= PROBLEM DESCRIPTION =
Review the listing and copy each line that holds the word "Bidirectional".

= Collection entries =
┄┄┄┄┄┄

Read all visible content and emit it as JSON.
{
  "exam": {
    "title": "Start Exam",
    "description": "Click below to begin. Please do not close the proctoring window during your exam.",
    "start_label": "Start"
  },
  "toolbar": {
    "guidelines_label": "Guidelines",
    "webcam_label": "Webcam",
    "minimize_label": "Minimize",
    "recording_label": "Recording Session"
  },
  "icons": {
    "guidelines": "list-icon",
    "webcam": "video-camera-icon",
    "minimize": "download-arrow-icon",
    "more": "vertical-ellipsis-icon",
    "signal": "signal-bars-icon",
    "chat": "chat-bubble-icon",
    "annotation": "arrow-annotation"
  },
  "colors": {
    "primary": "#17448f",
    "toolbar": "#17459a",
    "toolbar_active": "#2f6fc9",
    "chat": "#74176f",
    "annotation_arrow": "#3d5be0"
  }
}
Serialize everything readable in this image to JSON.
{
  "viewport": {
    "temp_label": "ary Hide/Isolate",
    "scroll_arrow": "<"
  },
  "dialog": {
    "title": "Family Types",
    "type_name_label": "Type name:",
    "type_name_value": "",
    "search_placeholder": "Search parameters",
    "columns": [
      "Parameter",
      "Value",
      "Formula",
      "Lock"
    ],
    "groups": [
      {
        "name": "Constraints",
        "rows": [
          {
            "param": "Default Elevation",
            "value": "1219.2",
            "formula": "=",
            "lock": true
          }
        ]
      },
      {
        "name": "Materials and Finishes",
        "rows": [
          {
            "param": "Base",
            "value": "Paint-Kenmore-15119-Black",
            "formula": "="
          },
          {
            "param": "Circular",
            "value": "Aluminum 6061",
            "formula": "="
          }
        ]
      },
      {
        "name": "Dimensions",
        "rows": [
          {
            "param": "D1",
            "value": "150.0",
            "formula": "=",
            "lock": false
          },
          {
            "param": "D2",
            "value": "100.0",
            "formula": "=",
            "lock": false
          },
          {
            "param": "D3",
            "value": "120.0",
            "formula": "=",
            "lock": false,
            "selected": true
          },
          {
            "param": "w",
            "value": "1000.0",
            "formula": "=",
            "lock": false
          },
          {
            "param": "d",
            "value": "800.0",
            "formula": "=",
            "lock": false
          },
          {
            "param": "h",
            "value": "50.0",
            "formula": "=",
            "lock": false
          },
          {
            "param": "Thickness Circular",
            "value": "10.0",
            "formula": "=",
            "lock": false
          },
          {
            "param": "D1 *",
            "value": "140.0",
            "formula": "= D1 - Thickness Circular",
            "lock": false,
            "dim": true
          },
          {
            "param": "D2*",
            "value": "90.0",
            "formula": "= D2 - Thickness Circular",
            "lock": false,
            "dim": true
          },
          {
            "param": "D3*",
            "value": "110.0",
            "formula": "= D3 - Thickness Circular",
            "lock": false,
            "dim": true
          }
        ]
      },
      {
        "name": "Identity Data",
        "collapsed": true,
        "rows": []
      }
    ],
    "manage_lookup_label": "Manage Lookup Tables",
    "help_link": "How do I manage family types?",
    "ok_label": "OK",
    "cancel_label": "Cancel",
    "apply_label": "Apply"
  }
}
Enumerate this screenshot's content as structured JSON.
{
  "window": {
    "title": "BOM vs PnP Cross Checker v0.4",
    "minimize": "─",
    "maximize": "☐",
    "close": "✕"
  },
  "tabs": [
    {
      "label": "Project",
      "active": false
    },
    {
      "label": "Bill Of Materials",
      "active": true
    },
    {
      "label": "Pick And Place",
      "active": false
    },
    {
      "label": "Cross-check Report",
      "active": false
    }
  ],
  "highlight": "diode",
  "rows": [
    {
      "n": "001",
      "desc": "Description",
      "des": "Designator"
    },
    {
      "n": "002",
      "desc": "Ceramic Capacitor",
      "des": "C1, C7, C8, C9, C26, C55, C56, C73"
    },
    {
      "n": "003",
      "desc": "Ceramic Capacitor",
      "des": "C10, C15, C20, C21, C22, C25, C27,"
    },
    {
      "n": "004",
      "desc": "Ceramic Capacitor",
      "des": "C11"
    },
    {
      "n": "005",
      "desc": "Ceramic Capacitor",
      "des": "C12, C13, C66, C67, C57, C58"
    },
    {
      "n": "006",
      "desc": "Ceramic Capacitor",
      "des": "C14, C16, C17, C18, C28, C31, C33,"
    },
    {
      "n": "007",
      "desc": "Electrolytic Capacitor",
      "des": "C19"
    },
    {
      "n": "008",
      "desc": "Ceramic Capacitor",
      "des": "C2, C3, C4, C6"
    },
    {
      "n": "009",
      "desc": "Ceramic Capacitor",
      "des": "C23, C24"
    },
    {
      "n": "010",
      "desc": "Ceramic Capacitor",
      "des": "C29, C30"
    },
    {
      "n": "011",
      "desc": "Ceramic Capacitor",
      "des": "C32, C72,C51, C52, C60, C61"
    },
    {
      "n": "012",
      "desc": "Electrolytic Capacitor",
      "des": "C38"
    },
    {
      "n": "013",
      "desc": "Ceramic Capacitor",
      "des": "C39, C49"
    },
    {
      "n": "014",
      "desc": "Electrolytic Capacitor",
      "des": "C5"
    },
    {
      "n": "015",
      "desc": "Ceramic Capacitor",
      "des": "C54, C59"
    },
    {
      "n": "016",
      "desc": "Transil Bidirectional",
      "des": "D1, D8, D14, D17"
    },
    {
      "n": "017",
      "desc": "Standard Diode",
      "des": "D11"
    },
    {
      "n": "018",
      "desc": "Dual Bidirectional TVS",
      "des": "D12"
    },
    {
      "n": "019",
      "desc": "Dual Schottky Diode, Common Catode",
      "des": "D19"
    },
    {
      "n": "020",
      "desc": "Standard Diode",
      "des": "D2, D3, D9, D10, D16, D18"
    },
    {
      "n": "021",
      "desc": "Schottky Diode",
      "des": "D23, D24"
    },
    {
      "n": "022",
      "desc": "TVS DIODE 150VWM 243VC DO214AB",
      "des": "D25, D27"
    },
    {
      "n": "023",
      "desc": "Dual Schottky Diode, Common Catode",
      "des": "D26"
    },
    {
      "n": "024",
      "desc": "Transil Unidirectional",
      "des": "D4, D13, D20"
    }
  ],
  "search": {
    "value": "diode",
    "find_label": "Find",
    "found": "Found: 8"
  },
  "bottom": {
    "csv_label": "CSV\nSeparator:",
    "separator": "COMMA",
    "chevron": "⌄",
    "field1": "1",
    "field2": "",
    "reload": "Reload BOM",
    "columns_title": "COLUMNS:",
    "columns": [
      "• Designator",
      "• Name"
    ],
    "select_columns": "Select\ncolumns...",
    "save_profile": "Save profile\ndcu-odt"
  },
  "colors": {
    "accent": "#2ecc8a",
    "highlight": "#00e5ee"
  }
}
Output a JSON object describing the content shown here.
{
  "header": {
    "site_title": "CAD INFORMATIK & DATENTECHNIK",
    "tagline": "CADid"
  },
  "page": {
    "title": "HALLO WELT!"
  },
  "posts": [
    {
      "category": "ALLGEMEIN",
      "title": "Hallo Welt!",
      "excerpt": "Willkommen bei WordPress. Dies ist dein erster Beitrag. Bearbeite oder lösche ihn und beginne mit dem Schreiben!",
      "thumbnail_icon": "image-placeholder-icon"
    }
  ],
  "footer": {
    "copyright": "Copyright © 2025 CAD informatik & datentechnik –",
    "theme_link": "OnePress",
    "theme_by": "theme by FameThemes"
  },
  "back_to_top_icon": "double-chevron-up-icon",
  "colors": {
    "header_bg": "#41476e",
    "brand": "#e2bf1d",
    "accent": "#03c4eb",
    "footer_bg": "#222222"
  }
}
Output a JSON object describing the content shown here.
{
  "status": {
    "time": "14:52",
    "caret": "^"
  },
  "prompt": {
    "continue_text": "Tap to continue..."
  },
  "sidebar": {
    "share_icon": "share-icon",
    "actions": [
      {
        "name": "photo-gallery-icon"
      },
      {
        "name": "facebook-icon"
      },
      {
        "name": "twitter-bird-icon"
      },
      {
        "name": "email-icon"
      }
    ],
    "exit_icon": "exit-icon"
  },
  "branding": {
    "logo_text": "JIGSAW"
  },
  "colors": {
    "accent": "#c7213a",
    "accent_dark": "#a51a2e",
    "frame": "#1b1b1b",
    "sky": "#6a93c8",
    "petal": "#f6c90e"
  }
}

┄┄┄┄┄┄

= OUTPUT BELOW =
      "desc": "Transil Bidirectional",
      "desc": "Dual Bidirectional TVS",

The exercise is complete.